■ **Exercise prompt**
Among the lines below, count those containing the word "name". Give the number only.

■ **Information given**
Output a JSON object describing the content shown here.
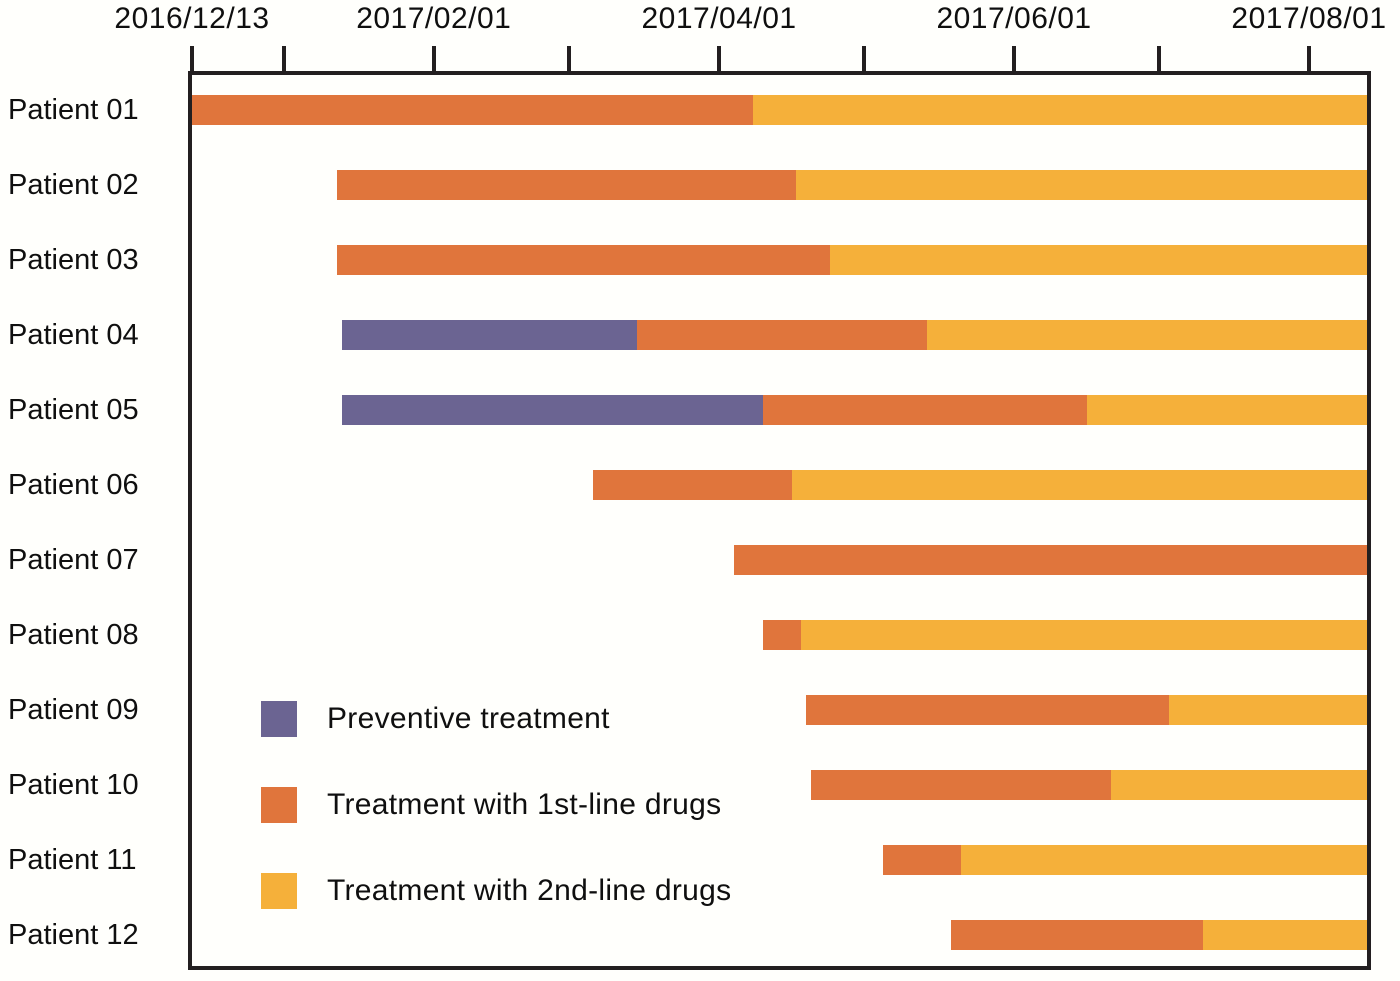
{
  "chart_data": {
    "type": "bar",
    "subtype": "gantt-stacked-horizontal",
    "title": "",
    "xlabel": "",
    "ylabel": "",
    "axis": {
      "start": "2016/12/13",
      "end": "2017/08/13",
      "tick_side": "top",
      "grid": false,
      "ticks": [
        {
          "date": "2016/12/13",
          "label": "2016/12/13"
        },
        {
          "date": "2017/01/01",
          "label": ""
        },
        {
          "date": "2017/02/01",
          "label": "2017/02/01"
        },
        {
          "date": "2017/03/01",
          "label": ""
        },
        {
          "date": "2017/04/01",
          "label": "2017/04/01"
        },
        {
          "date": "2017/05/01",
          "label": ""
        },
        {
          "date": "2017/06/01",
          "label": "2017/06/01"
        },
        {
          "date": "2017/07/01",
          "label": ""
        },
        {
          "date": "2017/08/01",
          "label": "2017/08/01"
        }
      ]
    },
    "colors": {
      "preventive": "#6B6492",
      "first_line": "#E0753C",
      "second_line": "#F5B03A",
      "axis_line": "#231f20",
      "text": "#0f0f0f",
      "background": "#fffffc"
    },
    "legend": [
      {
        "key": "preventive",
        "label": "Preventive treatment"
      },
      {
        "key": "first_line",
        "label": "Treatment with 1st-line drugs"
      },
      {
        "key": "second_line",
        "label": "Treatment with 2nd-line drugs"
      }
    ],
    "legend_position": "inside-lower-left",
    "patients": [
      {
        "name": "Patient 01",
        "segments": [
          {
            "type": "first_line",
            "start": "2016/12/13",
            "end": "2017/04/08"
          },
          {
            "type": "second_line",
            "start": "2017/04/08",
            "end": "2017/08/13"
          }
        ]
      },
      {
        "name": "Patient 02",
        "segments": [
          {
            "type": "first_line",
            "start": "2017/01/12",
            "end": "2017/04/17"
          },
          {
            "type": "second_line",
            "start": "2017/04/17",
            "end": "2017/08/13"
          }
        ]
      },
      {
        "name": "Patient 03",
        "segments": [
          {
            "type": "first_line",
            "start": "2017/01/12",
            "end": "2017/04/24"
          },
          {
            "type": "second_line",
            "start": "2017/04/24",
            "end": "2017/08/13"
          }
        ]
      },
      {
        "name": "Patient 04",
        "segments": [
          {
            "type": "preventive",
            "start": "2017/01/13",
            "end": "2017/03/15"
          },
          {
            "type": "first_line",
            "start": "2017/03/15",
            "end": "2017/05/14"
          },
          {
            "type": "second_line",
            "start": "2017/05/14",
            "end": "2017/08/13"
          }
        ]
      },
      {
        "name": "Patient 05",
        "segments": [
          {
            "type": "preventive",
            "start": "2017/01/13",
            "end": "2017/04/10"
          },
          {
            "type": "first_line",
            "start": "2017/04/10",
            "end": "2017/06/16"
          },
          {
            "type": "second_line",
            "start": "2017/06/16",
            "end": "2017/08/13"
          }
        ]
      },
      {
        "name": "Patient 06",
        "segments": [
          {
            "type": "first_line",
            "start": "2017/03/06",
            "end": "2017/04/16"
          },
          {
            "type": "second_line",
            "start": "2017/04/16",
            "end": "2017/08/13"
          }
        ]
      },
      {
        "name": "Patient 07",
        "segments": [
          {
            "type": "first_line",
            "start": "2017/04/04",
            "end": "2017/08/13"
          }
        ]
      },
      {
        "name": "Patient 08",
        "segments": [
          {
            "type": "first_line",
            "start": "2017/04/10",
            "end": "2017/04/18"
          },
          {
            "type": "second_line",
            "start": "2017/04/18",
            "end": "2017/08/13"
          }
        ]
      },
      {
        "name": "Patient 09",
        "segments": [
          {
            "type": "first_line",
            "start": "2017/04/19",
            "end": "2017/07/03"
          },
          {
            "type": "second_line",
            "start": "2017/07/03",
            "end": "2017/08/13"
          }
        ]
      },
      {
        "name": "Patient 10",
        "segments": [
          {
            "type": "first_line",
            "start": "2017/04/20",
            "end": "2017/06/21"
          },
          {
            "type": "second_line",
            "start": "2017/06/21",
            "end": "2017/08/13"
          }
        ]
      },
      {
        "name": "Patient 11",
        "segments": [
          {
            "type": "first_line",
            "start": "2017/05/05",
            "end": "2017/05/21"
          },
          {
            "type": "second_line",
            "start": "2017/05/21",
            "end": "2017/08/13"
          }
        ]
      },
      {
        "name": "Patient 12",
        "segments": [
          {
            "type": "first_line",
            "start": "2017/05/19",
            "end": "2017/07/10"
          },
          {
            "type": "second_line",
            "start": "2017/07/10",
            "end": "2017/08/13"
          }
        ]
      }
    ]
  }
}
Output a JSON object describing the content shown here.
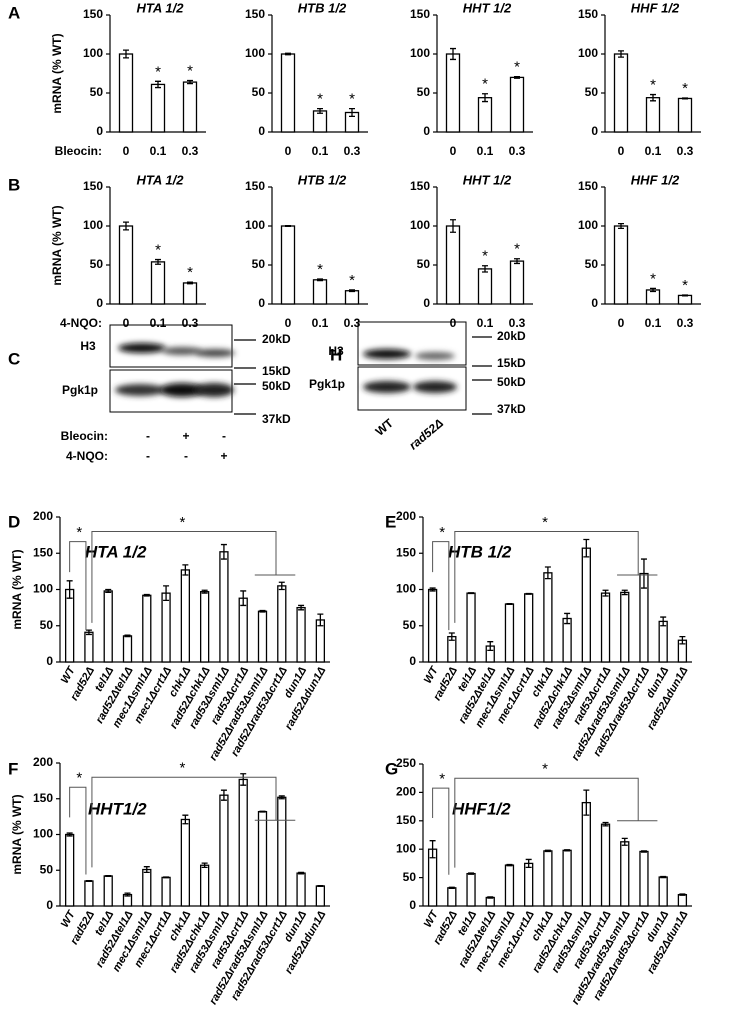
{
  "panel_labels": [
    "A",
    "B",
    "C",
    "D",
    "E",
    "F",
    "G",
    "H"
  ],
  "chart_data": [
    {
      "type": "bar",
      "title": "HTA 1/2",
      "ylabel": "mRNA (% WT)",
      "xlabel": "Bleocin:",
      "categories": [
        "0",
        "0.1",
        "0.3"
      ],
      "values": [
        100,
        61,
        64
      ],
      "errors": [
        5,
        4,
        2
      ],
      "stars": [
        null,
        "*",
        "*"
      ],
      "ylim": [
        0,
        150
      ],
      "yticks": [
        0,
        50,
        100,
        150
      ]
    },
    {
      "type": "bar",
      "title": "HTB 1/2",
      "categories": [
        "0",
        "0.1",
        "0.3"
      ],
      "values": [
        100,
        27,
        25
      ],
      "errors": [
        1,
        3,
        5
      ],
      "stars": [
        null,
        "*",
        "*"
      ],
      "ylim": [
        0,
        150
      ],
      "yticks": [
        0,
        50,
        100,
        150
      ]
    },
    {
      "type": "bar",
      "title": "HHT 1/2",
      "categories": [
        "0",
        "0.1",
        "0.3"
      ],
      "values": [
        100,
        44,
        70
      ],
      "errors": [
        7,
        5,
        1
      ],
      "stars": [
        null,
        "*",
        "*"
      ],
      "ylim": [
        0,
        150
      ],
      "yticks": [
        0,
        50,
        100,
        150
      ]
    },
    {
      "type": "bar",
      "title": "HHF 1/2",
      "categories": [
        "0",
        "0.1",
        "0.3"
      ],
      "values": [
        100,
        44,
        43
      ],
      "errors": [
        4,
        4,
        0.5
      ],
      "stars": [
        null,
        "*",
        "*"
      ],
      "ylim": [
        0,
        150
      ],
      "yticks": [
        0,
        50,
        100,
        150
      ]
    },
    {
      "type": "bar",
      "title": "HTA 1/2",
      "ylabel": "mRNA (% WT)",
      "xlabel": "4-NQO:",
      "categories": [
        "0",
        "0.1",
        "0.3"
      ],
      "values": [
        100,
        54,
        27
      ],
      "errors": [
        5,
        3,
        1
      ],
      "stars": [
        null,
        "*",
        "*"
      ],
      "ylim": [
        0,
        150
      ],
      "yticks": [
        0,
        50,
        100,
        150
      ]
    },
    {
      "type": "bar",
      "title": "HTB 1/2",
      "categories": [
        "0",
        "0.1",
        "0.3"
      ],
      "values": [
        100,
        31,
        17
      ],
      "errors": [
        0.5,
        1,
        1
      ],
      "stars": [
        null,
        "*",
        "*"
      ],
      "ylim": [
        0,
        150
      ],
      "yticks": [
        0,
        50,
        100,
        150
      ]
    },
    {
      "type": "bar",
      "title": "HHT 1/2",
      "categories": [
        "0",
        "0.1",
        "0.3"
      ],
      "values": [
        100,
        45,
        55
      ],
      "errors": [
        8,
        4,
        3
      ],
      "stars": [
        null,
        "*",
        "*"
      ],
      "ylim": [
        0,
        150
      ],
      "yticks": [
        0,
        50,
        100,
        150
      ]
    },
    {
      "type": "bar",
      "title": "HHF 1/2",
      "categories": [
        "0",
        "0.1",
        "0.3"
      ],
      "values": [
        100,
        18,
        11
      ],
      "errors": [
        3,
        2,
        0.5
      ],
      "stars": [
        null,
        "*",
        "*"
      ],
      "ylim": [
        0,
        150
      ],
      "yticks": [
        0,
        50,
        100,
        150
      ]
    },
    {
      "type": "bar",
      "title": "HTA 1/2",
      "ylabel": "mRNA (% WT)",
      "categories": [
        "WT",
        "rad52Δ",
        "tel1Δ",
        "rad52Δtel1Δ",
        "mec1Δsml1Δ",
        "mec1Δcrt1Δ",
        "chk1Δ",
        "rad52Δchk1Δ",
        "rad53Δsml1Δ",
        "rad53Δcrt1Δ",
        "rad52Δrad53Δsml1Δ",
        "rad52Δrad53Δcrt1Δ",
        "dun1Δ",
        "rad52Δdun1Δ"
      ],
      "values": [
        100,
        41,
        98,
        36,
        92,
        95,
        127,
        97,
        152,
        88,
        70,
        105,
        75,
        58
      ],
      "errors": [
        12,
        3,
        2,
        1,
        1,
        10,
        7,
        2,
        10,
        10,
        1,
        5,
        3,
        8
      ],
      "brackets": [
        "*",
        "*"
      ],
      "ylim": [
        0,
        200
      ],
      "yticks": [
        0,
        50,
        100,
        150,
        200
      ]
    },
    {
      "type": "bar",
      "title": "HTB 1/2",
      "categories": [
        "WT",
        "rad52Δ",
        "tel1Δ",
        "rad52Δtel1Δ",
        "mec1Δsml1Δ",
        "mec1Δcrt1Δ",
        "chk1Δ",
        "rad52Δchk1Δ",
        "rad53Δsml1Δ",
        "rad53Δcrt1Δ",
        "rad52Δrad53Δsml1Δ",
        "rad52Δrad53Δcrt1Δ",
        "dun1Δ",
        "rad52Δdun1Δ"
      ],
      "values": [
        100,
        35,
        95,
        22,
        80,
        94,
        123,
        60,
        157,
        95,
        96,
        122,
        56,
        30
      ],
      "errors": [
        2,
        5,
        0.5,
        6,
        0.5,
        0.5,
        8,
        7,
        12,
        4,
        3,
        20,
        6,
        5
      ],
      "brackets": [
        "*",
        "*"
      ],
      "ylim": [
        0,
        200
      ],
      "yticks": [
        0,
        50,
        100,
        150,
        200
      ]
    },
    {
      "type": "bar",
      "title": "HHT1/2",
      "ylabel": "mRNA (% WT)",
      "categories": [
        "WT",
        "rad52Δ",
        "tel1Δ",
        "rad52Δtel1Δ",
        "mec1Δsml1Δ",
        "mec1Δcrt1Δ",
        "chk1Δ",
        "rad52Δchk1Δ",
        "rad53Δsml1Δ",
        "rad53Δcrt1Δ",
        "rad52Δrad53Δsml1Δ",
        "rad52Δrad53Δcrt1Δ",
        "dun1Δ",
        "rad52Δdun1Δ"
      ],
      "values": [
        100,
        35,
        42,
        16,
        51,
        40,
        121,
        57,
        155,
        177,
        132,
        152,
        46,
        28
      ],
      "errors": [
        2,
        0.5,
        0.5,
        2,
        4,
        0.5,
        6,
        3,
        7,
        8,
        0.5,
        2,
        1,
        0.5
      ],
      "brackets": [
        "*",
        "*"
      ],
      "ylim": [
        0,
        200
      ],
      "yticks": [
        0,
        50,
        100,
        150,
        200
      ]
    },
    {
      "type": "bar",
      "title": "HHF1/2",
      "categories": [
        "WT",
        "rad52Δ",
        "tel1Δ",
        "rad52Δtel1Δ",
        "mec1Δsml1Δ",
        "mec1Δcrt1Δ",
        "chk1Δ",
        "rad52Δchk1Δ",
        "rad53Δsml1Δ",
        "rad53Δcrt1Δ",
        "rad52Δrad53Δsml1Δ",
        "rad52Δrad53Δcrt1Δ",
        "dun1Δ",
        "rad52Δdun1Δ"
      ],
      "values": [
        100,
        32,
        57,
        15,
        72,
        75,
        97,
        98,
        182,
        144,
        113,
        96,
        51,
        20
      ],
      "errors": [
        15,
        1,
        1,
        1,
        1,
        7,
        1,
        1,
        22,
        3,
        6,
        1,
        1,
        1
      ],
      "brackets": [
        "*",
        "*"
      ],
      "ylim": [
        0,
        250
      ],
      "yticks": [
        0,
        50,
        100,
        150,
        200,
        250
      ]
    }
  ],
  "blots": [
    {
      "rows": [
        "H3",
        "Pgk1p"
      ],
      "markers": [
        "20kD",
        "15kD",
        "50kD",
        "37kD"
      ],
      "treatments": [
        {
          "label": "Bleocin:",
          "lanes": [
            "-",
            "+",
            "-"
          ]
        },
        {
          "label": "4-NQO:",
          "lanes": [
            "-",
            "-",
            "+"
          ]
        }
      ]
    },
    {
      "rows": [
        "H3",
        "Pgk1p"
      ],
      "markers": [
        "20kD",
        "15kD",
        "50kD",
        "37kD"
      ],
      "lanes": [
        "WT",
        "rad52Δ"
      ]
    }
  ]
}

■ **Solved problem**
12